Record extracts >>
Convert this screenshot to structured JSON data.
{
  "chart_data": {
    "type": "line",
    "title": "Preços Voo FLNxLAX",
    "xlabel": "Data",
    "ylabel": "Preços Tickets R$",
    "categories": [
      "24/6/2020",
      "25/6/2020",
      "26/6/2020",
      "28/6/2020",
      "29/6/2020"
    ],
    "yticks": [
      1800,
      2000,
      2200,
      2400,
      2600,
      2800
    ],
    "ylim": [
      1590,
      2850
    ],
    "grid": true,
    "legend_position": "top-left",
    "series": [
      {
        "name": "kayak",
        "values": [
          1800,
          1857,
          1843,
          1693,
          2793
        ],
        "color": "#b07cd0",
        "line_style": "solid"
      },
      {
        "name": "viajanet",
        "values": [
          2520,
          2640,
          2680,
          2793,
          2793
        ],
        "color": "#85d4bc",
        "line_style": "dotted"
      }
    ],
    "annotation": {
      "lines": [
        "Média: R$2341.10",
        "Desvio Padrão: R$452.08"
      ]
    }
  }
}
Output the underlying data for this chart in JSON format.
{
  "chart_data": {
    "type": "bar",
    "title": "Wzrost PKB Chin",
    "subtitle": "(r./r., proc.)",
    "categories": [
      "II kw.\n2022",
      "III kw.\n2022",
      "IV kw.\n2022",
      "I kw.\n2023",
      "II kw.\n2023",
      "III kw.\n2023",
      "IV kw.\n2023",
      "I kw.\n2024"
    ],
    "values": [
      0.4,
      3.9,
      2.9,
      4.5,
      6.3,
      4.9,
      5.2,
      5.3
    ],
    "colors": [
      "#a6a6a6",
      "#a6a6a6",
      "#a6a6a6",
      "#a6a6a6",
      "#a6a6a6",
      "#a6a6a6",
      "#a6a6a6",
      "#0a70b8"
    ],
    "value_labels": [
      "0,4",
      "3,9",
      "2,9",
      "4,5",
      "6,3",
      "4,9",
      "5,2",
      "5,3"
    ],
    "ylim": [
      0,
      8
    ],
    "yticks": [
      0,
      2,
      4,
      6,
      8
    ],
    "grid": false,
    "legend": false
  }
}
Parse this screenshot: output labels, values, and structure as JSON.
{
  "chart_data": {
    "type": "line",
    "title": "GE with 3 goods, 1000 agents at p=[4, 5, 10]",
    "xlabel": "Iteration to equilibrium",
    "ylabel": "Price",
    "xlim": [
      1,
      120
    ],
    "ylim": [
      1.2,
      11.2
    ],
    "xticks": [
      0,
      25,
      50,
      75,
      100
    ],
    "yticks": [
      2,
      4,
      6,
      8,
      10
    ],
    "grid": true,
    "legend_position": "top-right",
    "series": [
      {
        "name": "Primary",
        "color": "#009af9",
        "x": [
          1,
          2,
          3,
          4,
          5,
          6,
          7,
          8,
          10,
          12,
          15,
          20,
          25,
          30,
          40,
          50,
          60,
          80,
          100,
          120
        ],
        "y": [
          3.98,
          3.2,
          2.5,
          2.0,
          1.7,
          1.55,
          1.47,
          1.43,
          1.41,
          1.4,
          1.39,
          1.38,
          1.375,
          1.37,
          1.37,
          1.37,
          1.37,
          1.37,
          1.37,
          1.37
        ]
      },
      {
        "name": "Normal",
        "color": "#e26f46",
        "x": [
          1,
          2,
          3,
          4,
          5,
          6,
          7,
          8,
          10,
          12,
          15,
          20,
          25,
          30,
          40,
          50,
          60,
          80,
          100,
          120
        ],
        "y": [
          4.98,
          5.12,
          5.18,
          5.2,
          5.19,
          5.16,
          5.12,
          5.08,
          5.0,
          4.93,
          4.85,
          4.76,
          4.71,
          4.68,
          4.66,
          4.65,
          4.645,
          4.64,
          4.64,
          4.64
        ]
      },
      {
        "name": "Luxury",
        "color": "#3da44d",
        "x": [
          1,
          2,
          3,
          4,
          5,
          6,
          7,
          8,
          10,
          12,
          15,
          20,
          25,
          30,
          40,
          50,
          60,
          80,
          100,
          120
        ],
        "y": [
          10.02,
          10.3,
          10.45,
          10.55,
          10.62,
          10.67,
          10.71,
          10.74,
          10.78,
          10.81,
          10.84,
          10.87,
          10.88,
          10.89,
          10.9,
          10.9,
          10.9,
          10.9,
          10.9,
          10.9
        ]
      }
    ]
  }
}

Problem statement >> Which lines hold the word "name"? Copy all of them.

Full solution >>
        "name": "kayak",
        "name": "viajanet",
        "name": "Primary",
        "name": "Normal",
        "name": "Luxury",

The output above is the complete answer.